START Records for the exercise

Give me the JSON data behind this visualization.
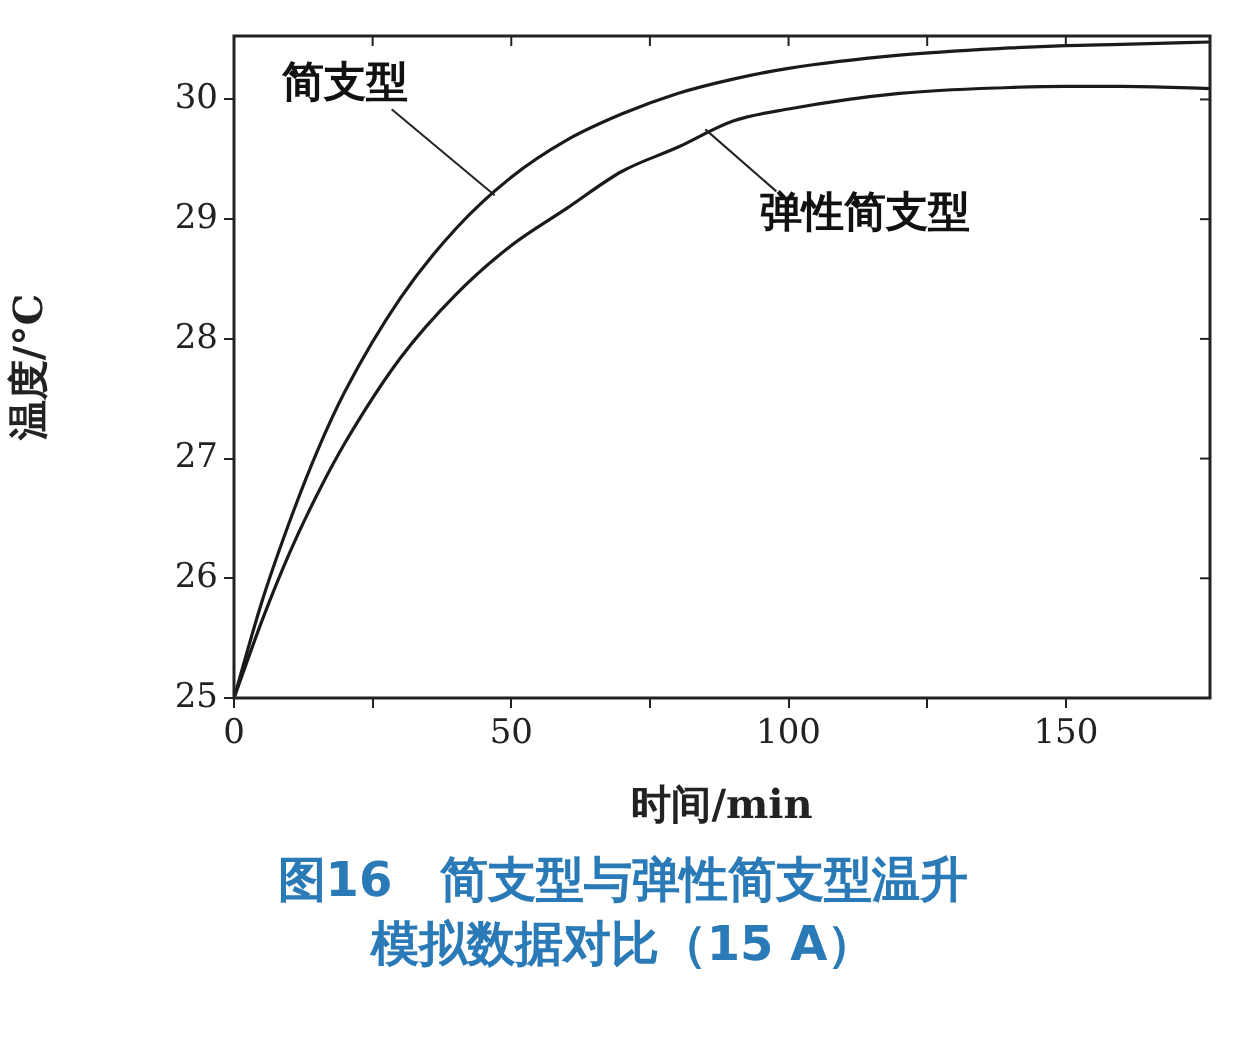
{
  "chart_data": {
    "type": "line",
    "title": "图16　简支型与弹性简支型温升模拟数据对比（15 A）",
    "xlabel": "时间/min",
    "ylabel": "温度/°C",
    "x": [
      0,
      5,
      10,
      15,
      20,
      30,
      40,
      50,
      60,
      70,
      80,
      90,
      100,
      120,
      140,
      150,
      160,
      176
    ],
    "series": [
      {
        "color": "#1a1a1a",
        "values": [
          25,
          25.8,
          26.47,
          27.06,
          27.56,
          28.34,
          28.92,
          29.35,
          29.66,
          29.88,
          30.05,
          30.17,
          30.26,
          30.37,
          30.43,
          30.45,
          30.46,
          30.48
        ]
      },
      {
        "color": "#1a1a1a",
        "values": [
          25,
          25.64,
          26.21,
          26.7,
          27.13,
          27.84,
          28.37,
          28.78,
          29.09,
          29.4,
          29.6,
          29.82,
          29.92,
          30.05,
          30.1,
          30.11,
          30.11,
          30.09
        ]
      }
    ],
    "annotations": [
      {
        "text": "简支型",
        "x": 47,
        "y": 29.2
      },
      {
        "text": "弹性简支型",
        "x": 85,
        "y": 29.75
      }
    ],
    "xlim": [
      0,
      176
    ],
    "xticks": [
      0,
      {
        "value": 25,
        "label": null
      },
      50,
      {
        "value": 75,
        "label": null
      },
      100,
      {
        "value": 125,
        "label": null
      },
      150
    ],
    "ylim": [
      25,
      30.53
    ],
    "yticks": [
      25,
      26,
      27,
      28,
      29,
      30
    ],
    "grid": false,
    "legend": false,
    "marker": "none",
    "line_style": "solid"
  }
}
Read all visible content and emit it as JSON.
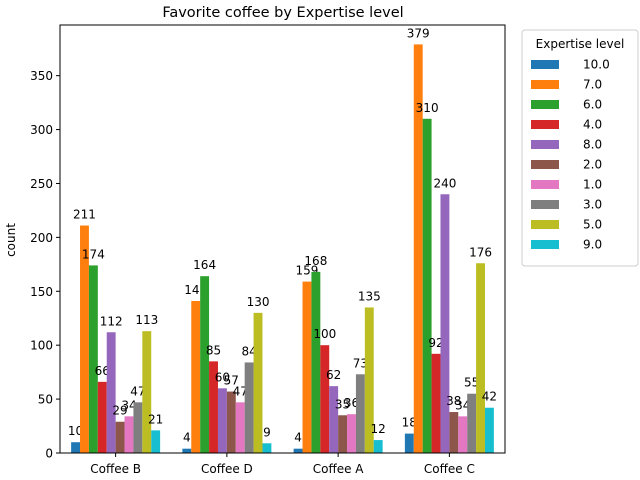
{
  "chart_data": {
    "type": "bar",
    "title": "Favorite coffee by Expertise level",
    "xlabel": "",
    "ylabel": "count",
    "ylim": [
      0,
      397
    ],
    "yticks": [
      0,
      50,
      100,
      150,
      200,
      250,
      300,
      350
    ],
    "grid": false,
    "legend": {
      "title": "Expertise level",
      "placement": "outside-right-top"
    },
    "categories": [
      "Coffee B",
      "Coffee D",
      "Coffee A",
      "Coffee C"
    ],
    "series": [
      {
        "name": "10.0",
        "color": "#1f77b4",
        "values": [
          10,
          4,
          4,
          18
        ]
      },
      {
        "name": "7.0",
        "color": "#ff7f0e",
        "values": [
          211,
          141,
          159,
          379
        ]
      },
      {
        "name": "6.0",
        "color": "#2ca02c",
        "values": [
          174,
          164,
          168,
          310
        ]
      },
      {
        "name": "4.0",
        "color": "#d62728",
        "values": [
          66,
          85,
          100,
          92
        ]
      },
      {
        "name": "8.0",
        "color": "#9467bd",
        "values": [
          112,
          60,
          62,
          240
        ]
      },
      {
        "name": "2.0",
        "color": "#8c564b",
        "values": [
          29,
          57,
          35,
          38
        ]
      },
      {
        "name": "1.0",
        "color": "#e377c2",
        "values": [
          34,
          47,
          36,
          34
        ]
      },
      {
        "name": "3.0",
        "color": "#7f7f7f",
        "values": [
          47,
          84,
          73,
          55
        ]
      },
      {
        "name": "5.0",
        "color": "#bcbd22",
        "values": [
          113,
          130,
          135,
          176
        ]
      },
      {
        "name": "9.0",
        "color": "#17becf",
        "values": [
          21,
          9,
          12,
          42
        ]
      }
    ]
  }
}
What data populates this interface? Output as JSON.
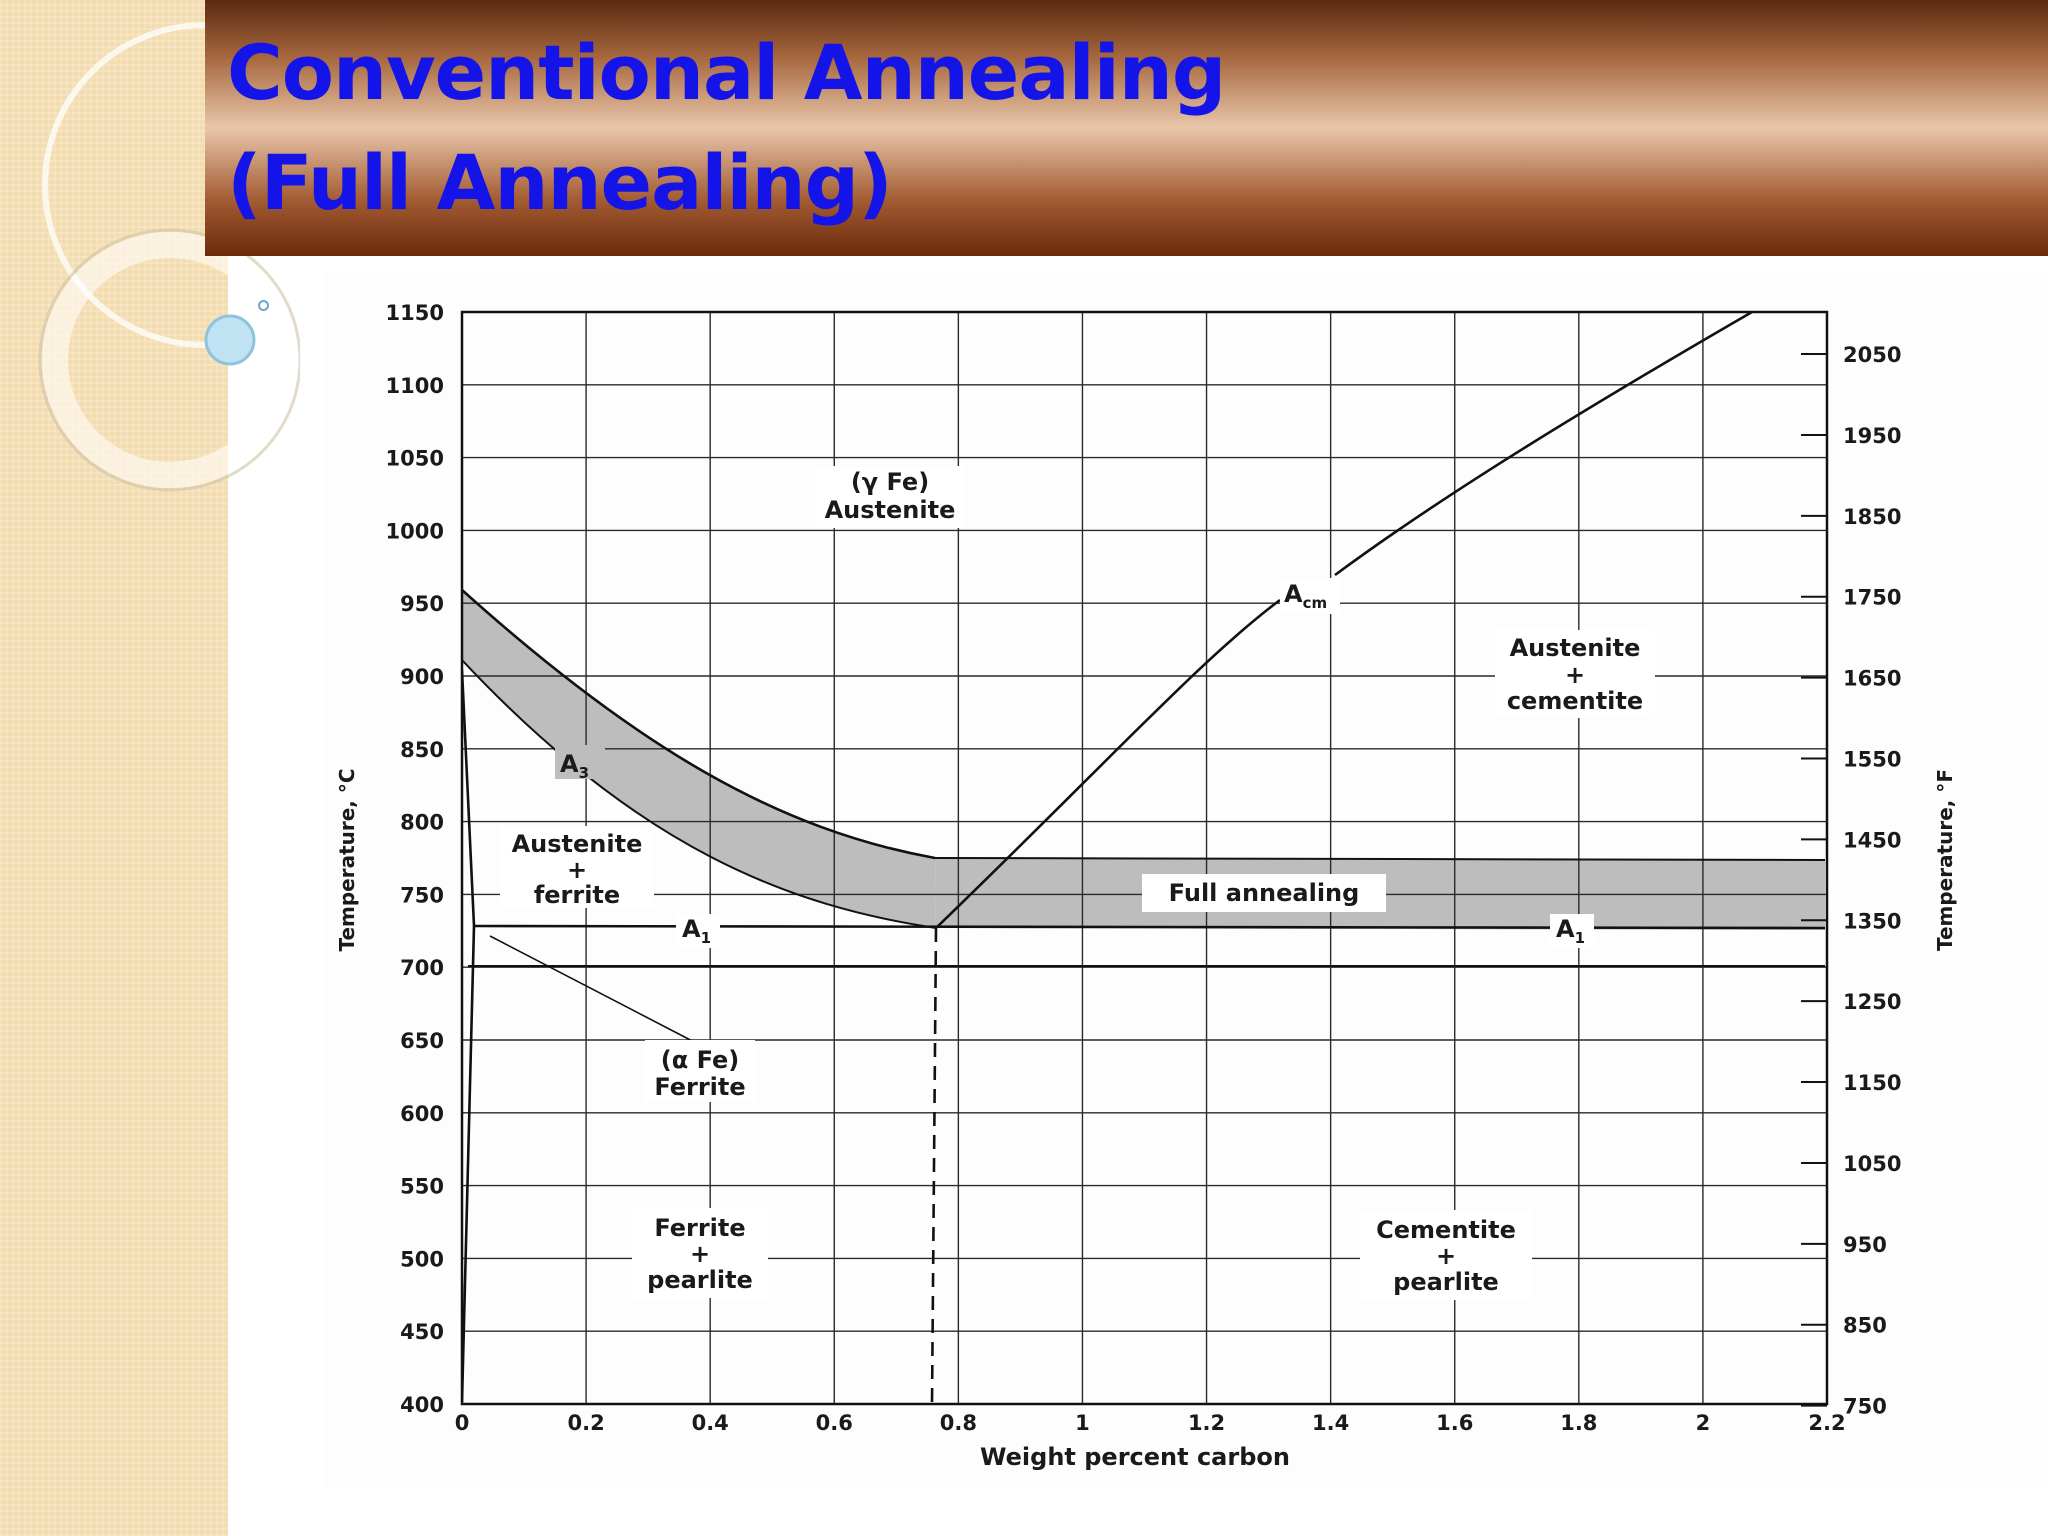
{
  "title": {
    "line1": "Conventional Annealing",
    "line2": "(Full Annealing)"
  },
  "colors": {
    "title_text": "#1414e8",
    "title_bar_dark": "#6a2a0b",
    "title_bar_light": "#e9c7aa",
    "left_band": "#f3ddb0",
    "shaded_band": "#bdbdbd"
  },
  "icons": {
    "bullet": "hollow-circle-bullet"
  },
  "diagram": {
    "x_axis_label": "Weight percent carbon",
    "y_axis_label": "Temperature, °C",
    "y2_axis_label": "Temperature, °F",
    "x_ticks": [
      "0",
      "0.2",
      "0.4",
      "0.6",
      "0.8",
      "1",
      "1.2",
      "1.4",
      "1.6",
      "1.8",
      "2",
      "2.2"
    ],
    "y_ticks": [
      "400",
      "450",
      "500",
      "550",
      "600",
      "650",
      "700",
      "750",
      "800",
      "850",
      "900",
      "950",
      "1000",
      "1050",
      "1100",
      "1150"
    ],
    "y2_ticks": [
      "750",
      "850",
      "950",
      "1050",
      "1150",
      "1250",
      "1350",
      "1450",
      "1550",
      "1650",
      "1750",
      "1850",
      "1950",
      "2050"
    ],
    "regions": {
      "gamma": {
        "line1": "(γ Fe)",
        "line2": "Austenite"
      },
      "aust_cem": {
        "line1": "Austenite",
        "line2": "+",
        "line3": "cementite"
      },
      "aust_fer": {
        "line1": "Austenite",
        "line2": "+",
        "line3": "ferrite"
      },
      "alpha": {
        "line1": "(α Fe)",
        "line2": "Ferrite"
      },
      "fer_pearl": {
        "line1": "Ferrite",
        "line2": "+",
        "line3": "pearlite"
      },
      "cem_pearl": {
        "line1": "Cementite",
        "line2": "+",
        "line3": "pearlite"
      },
      "full_annealing": "Full annealing"
    },
    "labels": {
      "a3": {
        "main": "A",
        "sub": "3"
      },
      "acm": {
        "main": "A",
        "sub": "cm"
      },
      "a1_left": {
        "main": "A",
        "sub": "1"
      },
      "a1_right": {
        "main": "A",
        "sub": "1"
      }
    }
  }
}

END Records for the exercise

## Task details
How many lines of the listing above include the word "name"? State the number and nothing else.

## Exercise answer
10